◆ **WHAT IS EXPECTED**
Without the pictures, repeat the listing character for character.

◆ **GIVEN DATA**
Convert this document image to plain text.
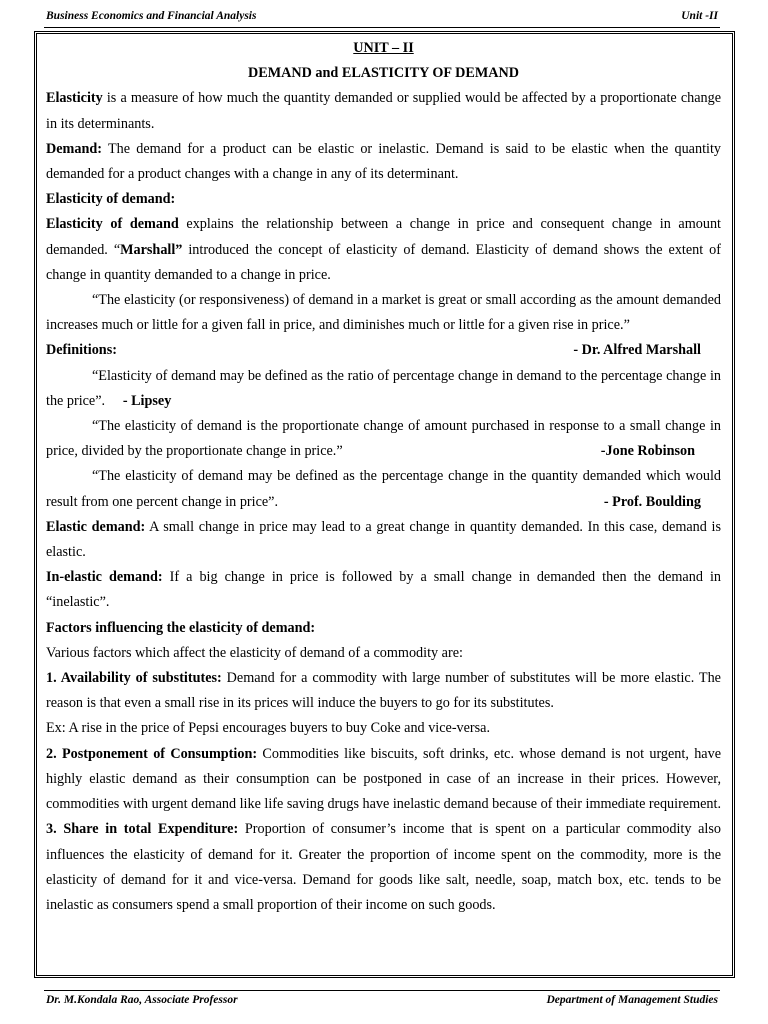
Business Economics and Financial Analysis	Unit -II

UNIT – II

DEMAND and ELASTICITY OF DEMAND

Elasticity is a measure of how much the quantity demanded or supplied would be affected by a proportionate change in its determinants.

Demand: The demand for a product can be elastic or inelastic. Demand is said to be elastic when the quantity demanded for a product changes with a change in any of its determinant.

Elasticity of demand:

Elasticity of demand explains the relationship between a change in price and consequent change in amount demanded. “Marshall” introduced the concept of elasticity of demand. Elasticity of demand shows the extent of change in quantity demanded to a change in price.

“The elasticity (or responsiveness) of demand in a market is great or small according as the amount demanded increases much or little for a given fall in price, and diminishes much or little for a given rise in price.”
- Dr. Alfred Marshall

Definitions:

“Elasticity of demand may be defined as the ratio of percentage change in demand to the percentage change in the price”. - Lipsey

“The elasticity of demand is the proportionate change of amount purchased in response to a small change in price, divided by the proportionate change in price.”	-Jone Robinson

“The elasticity of demand may be defined as the percentage change in the quantity demanded which would result from one percent change in price”.	- Prof. Boulding

Elastic demand: A small change in price may lead to a great change in quantity demanded. In this case, demand is elastic.

In-elastic demand: If a big change in price is followed by a small change in demanded then the demand in “inelastic”.

Factors influencing the elasticity of demand:

Various factors which affect the elasticity of demand of a commodity are:

1. Availability of substitutes: Demand for a commodity with large number of substitutes will be more elastic. The reason is that even a small rise in its prices will induce the buyers to go for its substitutes.

Ex: A rise in the price of Pepsi encourages buyers to buy Coke and vice-versa.

2. Postponement of Consumption: Commodities like biscuits, soft drinks, etc. whose demand is not urgent, have highly elastic demand as their consumption can be postponed in case of an increase in their prices. However, commodities with urgent demand like life saving drugs have inelastic demand because of their immediate requirement.

3. Share in total Expenditure: Proportion of consumer’s income that is spent on a particular commodity also influences the elasticity of demand for it. Greater the proportion of income spent on the commodity, more is the elasticity of demand for it and vice-versa. Demand for goods like salt, needle, soap, match box, etc. tends to be inelastic as consumers spend a small proportion of their income on such goods.

Dr. M.Kondala Rao, Associate Professor	Department of Management Studies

◆ **WRITTEN ANSWER**
Convert this document image to plain text.
Business Economics and Financial Analysis	Unit -II

UNIT – II

DEMAND and ELASTICITY OF DEMAND

Elasticity is a measure of how much the quantity demanded or supplied would be affected by a proportionate change in its determinants.

Demand: The demand for a product can be elastic or inelastic. Demand is said to be elastic when the quantity demanded for a product changes with a change in any of its determinant.

Elasticity of demand:

Elasticity of demand explains the relationship between a change in price and consequent change in amount demanded. “Marshall” introduced the concept of elasticity of demand. Elasticity of demand shows the extent of change in quantity demanded to a change in price.

“The elasticity (or responsiveness) of demand in a market is great or small according as the amount demanded increases much or little for a given fall in price, and diminishes much or little for a given rise in price.”
- Dr. Alfred Marshall

Definitions:

“Elasticity of demand may be defined as the ratio of percentage change in demand to the percentage change in the price”. - Lipsey

“The elasticity of demand is the proportionate change of amount purchased in response to a small change in price, divided by the proportionate change in price.”	-Jone Robinson

“The elasticity of demand may be defined as the percentage change in the quantity demanded which would result from one percent change in price”.	- Prof. Boulding

Elastic demand: A small change in price may lead to a great change in quantity demanded. In this case, demand is elastic.

In-elastic demand: If a big change in price is followed by a small change in demanded then the demand in “inelastic”.

Factors influencing the elasticity of demand:

Various factors which affect the elasticity of demand of a commodity are:

1. Availability of substitutes: Demand for a commodity with large number of substitutes will be more elastic. The reason is that even a small rise in its prices will induce the buyers to go for its substitutes.

Ex: A rise in the price of Pepsi encourages buyers to buy Coke and vice-versa.

2. Postponement of Consumption: Commodities like biscuits, soft drinks, etc. whose demand is not urgent, have highly elastic demand as their consumption can be postponed in case of an increase in their prices. However, commodities with urgent demand like life saving drugs have inelastic demand because of their immediate requirement.

3. Share in total Expenditure: Proportion of consumer’s income that is spent on a particular commodity also influences the elasticity of demand for it. Greater the proportion of income spent on the commodity, more is the elasticity of demand for it and vice-versa. Demand for goods like salt, needle, soap, match box, etc. tends to be inelastic as consumers spend a small proportion of their income on such goods.

Dr. M.Kondala Rao, Associate Professor	Department of Management Studies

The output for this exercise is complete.